# [Task directions]
Return all lines that include the string "comienza".

# [Recorded information]
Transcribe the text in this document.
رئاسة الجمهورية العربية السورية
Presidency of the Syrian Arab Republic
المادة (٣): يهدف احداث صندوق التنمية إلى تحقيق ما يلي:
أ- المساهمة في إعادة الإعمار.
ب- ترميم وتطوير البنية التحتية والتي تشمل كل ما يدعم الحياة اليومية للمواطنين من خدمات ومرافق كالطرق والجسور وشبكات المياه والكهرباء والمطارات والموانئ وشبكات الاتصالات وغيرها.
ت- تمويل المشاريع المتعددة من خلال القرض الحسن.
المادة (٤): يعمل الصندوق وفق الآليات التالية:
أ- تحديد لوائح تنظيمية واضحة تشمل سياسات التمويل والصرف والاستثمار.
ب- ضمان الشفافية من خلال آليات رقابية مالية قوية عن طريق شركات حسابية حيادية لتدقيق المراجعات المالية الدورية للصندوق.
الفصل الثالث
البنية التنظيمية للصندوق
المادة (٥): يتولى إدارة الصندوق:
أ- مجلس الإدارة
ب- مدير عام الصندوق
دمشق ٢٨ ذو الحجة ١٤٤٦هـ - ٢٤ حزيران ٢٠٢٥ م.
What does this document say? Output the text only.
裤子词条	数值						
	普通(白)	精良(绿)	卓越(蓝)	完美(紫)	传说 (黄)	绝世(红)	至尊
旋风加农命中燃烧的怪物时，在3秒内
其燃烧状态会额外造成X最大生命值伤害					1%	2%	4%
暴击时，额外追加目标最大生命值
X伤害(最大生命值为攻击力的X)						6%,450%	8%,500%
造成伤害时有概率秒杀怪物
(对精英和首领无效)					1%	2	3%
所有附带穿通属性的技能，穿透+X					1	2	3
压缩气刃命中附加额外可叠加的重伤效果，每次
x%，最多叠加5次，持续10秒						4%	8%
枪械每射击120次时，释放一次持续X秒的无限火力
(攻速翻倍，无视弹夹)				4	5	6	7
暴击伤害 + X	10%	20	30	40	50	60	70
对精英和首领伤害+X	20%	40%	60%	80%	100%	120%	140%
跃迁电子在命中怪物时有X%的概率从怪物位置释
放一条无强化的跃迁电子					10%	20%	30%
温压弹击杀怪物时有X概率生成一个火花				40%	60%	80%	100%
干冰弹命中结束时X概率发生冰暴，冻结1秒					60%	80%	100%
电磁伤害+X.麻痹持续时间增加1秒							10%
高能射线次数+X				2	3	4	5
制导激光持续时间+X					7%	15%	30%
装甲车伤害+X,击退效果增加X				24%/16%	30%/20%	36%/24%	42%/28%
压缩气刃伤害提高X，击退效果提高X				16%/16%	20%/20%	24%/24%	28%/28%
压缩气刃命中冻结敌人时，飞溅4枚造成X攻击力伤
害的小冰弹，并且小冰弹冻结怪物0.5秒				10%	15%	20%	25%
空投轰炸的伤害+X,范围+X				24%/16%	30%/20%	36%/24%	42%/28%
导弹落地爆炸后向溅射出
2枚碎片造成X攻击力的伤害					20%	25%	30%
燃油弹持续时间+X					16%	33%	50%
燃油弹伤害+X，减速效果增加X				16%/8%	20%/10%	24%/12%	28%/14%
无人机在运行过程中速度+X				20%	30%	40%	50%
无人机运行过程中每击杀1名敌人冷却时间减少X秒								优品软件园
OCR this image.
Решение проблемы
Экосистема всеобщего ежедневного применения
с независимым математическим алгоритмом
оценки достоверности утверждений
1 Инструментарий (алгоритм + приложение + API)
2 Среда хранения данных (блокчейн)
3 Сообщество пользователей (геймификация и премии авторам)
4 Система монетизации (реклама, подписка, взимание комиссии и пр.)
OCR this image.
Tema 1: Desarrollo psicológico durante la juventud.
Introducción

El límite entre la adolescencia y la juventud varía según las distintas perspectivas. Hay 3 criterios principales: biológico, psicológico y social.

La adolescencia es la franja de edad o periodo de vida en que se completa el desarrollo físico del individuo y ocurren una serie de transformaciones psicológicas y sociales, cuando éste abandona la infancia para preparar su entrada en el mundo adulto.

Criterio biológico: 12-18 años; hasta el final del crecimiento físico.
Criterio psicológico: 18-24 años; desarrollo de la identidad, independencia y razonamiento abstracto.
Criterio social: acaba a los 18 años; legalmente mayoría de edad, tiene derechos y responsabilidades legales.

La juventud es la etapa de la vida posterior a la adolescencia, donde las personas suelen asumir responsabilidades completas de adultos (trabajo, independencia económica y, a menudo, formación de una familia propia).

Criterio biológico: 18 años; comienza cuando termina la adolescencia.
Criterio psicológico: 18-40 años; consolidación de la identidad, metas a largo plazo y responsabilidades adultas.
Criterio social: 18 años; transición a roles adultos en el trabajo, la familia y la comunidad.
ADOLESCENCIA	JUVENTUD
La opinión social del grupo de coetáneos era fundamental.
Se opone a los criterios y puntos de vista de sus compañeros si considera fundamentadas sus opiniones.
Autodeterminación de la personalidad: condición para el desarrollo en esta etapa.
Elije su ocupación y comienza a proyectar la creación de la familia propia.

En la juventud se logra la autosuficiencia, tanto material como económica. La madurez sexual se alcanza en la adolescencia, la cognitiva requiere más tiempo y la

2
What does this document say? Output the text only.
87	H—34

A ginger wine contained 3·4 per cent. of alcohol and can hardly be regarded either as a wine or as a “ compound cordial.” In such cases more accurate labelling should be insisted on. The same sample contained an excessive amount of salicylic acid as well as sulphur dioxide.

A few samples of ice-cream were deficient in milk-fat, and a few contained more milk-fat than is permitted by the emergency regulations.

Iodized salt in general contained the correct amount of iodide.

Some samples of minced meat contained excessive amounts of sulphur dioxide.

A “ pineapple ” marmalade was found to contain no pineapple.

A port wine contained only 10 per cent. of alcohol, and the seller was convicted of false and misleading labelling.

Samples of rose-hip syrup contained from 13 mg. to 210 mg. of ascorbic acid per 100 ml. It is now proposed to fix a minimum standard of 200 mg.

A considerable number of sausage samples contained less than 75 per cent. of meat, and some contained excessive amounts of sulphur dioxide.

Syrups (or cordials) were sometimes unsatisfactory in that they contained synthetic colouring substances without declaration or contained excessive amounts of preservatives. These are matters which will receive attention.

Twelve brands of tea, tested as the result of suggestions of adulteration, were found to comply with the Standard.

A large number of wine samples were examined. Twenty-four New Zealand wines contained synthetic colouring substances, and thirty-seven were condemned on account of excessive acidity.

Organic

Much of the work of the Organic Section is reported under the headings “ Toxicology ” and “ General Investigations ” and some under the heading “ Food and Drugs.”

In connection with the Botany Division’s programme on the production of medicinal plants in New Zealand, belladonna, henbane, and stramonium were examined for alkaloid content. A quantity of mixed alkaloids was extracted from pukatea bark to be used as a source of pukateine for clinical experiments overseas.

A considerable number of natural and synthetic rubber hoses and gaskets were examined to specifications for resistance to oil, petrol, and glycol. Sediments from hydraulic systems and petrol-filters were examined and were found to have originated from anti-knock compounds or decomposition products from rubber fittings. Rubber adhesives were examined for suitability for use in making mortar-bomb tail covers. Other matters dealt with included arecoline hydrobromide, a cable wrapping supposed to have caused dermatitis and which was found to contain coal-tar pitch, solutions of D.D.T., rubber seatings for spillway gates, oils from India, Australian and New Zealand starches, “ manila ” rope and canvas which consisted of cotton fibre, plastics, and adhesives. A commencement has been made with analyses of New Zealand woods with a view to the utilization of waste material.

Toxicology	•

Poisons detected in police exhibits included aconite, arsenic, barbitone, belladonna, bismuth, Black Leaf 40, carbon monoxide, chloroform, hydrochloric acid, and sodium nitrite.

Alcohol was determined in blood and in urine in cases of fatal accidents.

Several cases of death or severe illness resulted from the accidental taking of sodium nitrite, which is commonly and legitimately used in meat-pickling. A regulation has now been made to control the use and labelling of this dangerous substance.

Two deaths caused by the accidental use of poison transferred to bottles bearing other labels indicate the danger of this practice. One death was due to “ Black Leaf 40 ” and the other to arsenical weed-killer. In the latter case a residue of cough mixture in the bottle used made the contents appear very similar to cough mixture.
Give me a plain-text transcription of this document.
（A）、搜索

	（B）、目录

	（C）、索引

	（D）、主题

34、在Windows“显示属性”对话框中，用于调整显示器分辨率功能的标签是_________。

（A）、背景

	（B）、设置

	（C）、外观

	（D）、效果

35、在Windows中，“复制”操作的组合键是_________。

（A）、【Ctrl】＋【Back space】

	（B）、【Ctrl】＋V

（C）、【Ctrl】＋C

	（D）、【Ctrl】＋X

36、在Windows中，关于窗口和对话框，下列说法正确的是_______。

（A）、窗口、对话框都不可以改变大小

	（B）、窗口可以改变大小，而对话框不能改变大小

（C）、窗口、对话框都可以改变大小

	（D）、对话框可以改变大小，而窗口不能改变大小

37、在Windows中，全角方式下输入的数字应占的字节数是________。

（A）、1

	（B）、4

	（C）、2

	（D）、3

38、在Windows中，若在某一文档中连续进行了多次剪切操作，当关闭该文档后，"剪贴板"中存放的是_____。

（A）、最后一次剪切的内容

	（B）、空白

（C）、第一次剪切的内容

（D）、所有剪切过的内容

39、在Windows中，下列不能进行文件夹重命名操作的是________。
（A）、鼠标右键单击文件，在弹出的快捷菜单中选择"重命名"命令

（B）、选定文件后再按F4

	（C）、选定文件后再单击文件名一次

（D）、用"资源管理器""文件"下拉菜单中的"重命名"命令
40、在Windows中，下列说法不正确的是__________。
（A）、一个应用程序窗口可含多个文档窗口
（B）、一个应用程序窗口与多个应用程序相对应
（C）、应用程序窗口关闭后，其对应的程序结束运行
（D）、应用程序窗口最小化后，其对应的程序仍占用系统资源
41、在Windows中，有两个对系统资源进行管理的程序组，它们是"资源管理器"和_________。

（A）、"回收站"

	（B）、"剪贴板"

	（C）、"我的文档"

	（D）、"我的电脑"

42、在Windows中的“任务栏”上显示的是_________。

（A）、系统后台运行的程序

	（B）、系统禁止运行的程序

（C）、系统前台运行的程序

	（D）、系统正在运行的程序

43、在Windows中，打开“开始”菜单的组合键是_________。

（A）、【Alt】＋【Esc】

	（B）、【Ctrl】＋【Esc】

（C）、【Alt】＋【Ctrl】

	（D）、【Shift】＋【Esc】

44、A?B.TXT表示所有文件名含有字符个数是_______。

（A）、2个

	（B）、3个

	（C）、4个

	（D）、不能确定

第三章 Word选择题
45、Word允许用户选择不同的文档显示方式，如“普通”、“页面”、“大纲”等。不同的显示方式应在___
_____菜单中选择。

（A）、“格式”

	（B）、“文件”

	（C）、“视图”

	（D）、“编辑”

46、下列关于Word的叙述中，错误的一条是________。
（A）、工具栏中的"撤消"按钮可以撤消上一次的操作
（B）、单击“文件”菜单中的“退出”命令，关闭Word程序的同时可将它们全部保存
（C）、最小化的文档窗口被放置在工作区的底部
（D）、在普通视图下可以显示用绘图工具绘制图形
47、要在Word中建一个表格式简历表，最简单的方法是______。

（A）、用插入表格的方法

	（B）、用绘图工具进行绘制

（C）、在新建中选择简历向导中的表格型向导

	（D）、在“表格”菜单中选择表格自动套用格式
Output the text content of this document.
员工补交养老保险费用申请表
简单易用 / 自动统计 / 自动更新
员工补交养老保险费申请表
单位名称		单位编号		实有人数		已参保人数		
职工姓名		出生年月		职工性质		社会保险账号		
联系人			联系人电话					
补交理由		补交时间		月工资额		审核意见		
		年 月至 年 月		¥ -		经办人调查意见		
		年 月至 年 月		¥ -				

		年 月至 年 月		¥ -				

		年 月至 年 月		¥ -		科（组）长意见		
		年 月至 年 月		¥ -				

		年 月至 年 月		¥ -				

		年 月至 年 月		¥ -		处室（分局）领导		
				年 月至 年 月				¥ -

# [Correct answer]
Criterio biológico: 18 años; comienza cuando termina la adolescencia.
Elije su ocupación y comienza a proyectar la creación de la familia propia.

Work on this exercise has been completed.